> _THE REQUEST_: Emit the data below verbatim, stripping out any pictures.

> _DATA_:
BEGIN

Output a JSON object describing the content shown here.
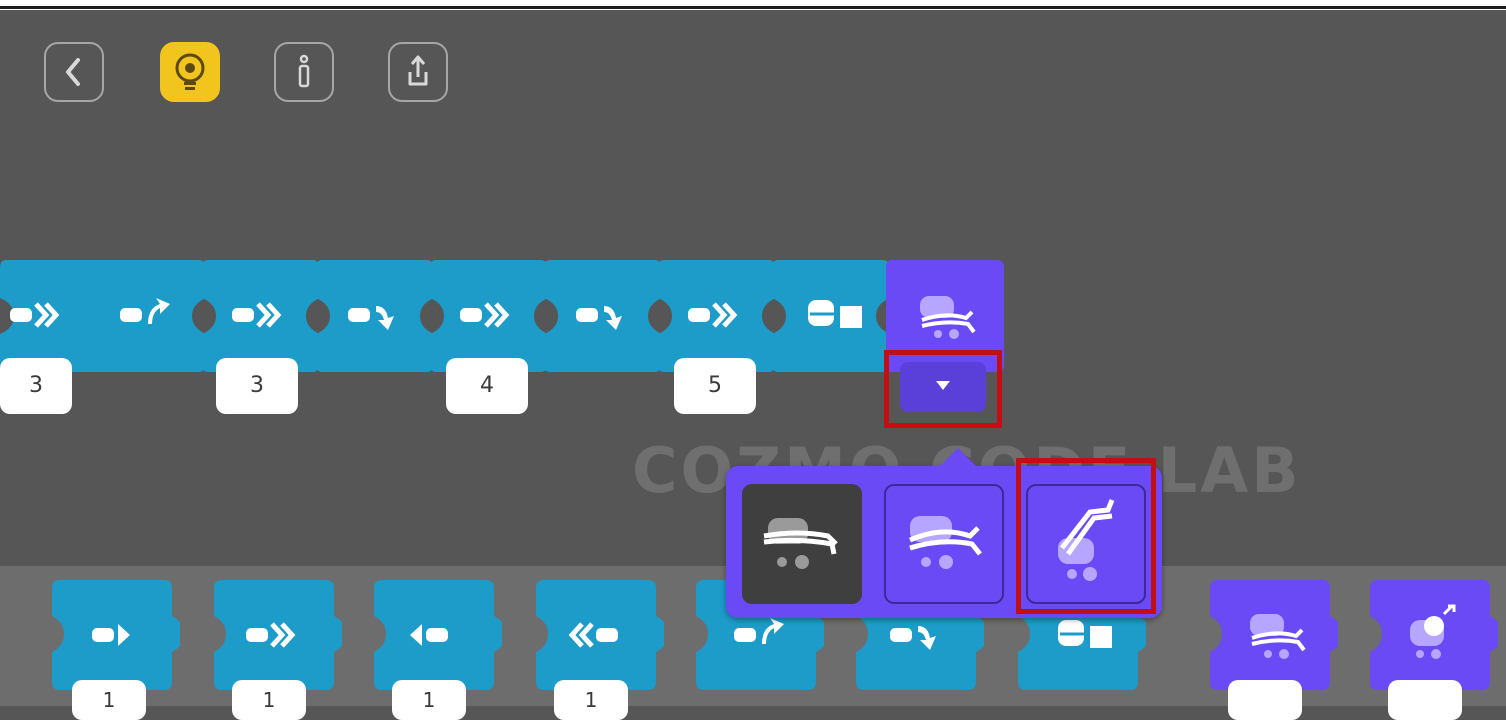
{
  "toolbar": {
    "buttons": [
      {
        "icon": "back-icon"
      },
      {
        "icon": "lightbulb-gear-icon"
      },
      {
        "icon": "info-icon"
      },
      {
        "icon": "share-icon"
      }
    ]
  },
  "colors": {
    "background": "#575657",
    "tray": "#6e6d6e",
    "motion_block": "#1d9bc9",
    "lift_block": "#6a4af4",
    "hint_button": "#f2c51e",
    "highlight": "#c30f14"
  },
  "watermark": "COZMO CODE LAB",
  "program": {
    "blocks": [
      {
        "icon": "drive-forward-fast-icon",
        "value": "3"
      },
      {
        "icon": "turn-left-icon"
      },
      {
        "icon": "drive-forward-fast-icon",
        "value": "3"
      },
      {
        "icon": "turn-right-icon"
      },
      {
        "icon": "drive-forward-fast-icon",
        "value": "4"
      },
      {
        "icon": "turn-right-icon"
      },
      {
        "icon": "drive-forward-fast-icon",
        "value": "5"
      },
      {
        "icon": "lift-cube-icon"
      },
      {
        "icon": "lift-middle-icon"
      }
    ]
  },
  "lift_options": [
    {
      "icon": "lift-down-icon",
      "selected": true
    },
    {
      "icon": "lift-middle-icon",
      "selected": false
    },
    {
      "icon": "lift-up-icon",
      "selected": false
    }
  ],
  "tray": {
    "blocks": [
      {
        "icon": "drive-forward-icon",
        "value": "1"
      },
      {
        "icon": "drive-forward-fast-icon",
        "value": "1"
      },
      {
        "icon": "drive-backward-icon",
        "value": "1"
      },
      {
        "icon": "drive-backward-fast-icon",
        "value": "1"
      },
      {
        "icon": "turn-left-icon"
      },
      {
        "icon": "turn-right-icon"
      },
      {
        "icon": "lift-cube-icon"
      },
      {
        "icon": "lift-middle-icon"
      },
      {
        "icon": "head-up-icon"
      }
    ]
  }
}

END

> _TASK RESULT_:
Output a JSON object describing the content shown here.
{
  "toolbar": {
    "buttons": [
      {
        "icon": "back-icon"
      },
      {
        "icon": "lightbulb-gear-icon"
      },
      {
        "icon": "info-icon"
      },
      {
        "icon": "share-icon"
      }
    ]
  },
  "colors": {
    "background": "#575657",
    "tray": "#6e6d6e",
    "motion_block": "#1d9bc9",
    "lift_block": "#6a4af4",
    "hint_button": "#f2c51e",
    "highlight": "#c30f14"
  },
  "watermark": "COZMO CODE LAB",
  "program": {
    "blocks": [
      {
        "icon": "drive-forward-fast-icon",
        "value": "3"
      },
      {
        "icon": "turn-left-icon"
      },
      {
        "icon": "drive-forward-fast-icon",
        "value": "3"
      },
      {
        "icon": "turn-right-icon"
      },
      {
        "icon": "drive-forward-fast-icon",
        "value": "4"
      },
      {
        "icon": "turn-right-icon"
      },
      {
        "icon": "drive-forward-fast-icon",
        "value": "5"
      },
      {
        "icon": "lift-cube-icon"
      },
      {
        "icon": "lift-middle-icon"
      }
    ]
  },
  "lift_options": [
    {
      "icon": "lift-down-icon",
      "selected": true
    },
    {
      "icon": "lift-middle-icon",
      "selected": false
    },
    {
      "icon": "lift-up-icon",
      "selected": false
    }
  ],
  "tray": {
    "blocks": [
      {
        "icon": "drive-forward-icon",
        "value": "1"
      },
      {
        "icon": "drive-forward-fast-icon",
        "value": "1"
      },
      {
        "icon": "drive-backward-icon",
        "value": "1"
      },
      {
        "icon": "drive-backward-fast-icon",
        "value": "1"
      },
      {
        "icon": "turn-left-icon"
      },
      {
        "icon": "turn-right-icon"
      },
      {
        "icon": "lift-cube-icon"
      },
      {
        "icon": "lift-middle-icon"
      },
      {
        "icon": "head-up-icon"
      }
    ]
  }
}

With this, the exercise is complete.